__YOUR TASK__
Rewrite the data from its first line through the line containing "- callout-label: 3: [436, 0, 490, 30]", inclusive, changing every "callout-connector" to "leader-line" and leaving everything else as it is.

(Element location data)
■ ■ ■ ■

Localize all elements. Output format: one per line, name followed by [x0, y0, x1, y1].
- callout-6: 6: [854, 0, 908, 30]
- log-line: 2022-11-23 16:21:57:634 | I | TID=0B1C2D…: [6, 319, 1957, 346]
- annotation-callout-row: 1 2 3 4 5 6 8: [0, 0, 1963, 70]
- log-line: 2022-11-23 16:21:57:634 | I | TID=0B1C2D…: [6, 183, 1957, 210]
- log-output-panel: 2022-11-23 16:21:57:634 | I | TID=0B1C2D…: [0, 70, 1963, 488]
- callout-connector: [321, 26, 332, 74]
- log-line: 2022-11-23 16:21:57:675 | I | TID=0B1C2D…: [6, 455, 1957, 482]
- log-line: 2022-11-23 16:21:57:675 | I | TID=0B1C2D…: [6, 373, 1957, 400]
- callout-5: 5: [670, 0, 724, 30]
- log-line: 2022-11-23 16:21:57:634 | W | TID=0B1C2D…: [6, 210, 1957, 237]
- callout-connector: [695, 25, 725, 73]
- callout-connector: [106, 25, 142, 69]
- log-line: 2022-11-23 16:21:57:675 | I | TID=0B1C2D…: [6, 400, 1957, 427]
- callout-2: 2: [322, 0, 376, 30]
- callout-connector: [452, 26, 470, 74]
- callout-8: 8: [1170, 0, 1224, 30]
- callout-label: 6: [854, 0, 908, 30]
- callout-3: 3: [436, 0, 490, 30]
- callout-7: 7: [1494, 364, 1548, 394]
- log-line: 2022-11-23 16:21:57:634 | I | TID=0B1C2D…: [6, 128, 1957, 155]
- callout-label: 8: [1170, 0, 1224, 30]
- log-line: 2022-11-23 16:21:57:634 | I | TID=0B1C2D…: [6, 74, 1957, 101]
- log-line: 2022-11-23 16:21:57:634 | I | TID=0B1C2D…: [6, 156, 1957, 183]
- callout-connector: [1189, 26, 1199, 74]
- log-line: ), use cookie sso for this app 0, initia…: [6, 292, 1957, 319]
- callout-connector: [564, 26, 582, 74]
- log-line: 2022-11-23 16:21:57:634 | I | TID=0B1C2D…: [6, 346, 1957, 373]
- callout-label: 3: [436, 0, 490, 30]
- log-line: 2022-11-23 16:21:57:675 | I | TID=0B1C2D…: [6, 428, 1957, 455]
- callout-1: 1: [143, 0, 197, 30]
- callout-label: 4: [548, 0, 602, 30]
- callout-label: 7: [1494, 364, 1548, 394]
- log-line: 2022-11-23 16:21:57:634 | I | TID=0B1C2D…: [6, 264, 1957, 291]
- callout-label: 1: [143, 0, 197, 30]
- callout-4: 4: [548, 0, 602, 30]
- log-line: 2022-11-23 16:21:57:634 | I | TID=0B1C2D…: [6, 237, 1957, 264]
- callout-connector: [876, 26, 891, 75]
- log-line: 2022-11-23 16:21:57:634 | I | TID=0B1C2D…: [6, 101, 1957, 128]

■ ■ ■ ■

__SOLUTION BELOW__
Localize all elements. Output format: one per line, name followed by [x0, y0, x1, y1].
- callout-6: 6: [854, 0, 908, 30]
- log-line: 2022-11-23 16:21:57:634 | I | TID=0B1C2D…: [6, 319, 1957, 346]
- annotation-callout-row: 1 2 3 4 5 6 8: [0, 0, 1963, 70]
- log-line: 2022-11-23 16:21:57:634 | I | TID=0B1C2D…: [6, 183, 1957, 210]
- log-output-panel: 2022-11-23 16:21:57:634 | I | TID=0B1C2D…: [0, 70, 1963, 488]
- leader-line: [321, 26, 332, 74]
- log-line: 2022-11-23 16:21:57:675 | I | TID=0B1C2D…: [6, 455, 1957, 482]
- log-line: 2022-11-23 16:21:57:675 | I | TID=0B1C2D…: [6, 373, 1957, 400]
- callout-5: 5: [670, 0, 724, 30]
- log-line: 2022-11-23 16:21:57:634 | W | TID=0B1C2D…: [6, 210, 1957, 237]
- leader-line: [695, 25, 725, 73]
- leader-line: [106, 25, 142, 69]
- log-line: 2022-11-23 16:21:57:675 | I | TID=0B1C2D…: [6, 400, 1957, 427]
- callout-2: 2: [322, 0, 376, 30]
- leader-line: [452, 26, 470, 74]
- callout-8: 8: [1170, 0, 1224, 30]
- callout-label: 6: [854, 0, 908, 30]
- callout-3: 3: [436, 0, 490, 30]
- callout-7: 7: [1494, 364, 1548, 394]
- log-line: 2022-11-23 16:21:57:634 | I | TID=0B1C2D…: [6, 128, 1957, 155]
- callout-label: 8: [1170, 0, 1224, 30]
- log-line: 2022-11-23 16:21:57:634 | I | TID=0B1C2D…: [6, 74, 1957, 101]
- log-line: 2022-11-23 16:21:57:634 | I | TID=0B1C2D…: [6, 156, 1957, 183]
- leader-line: [1189, 26, 1199, 74]
- log-line: ), use cookie sso for this app 0, initia…: [6, 292, 1957, 319]
- leader-line: [564, 26, 582, 74]
- log-line: 2022-11-23 16:21:57:634 | I | TID=0B1C2D…: [6, 346, 1957, 373]
- callout-label: 3: [436, 0, 490, 30]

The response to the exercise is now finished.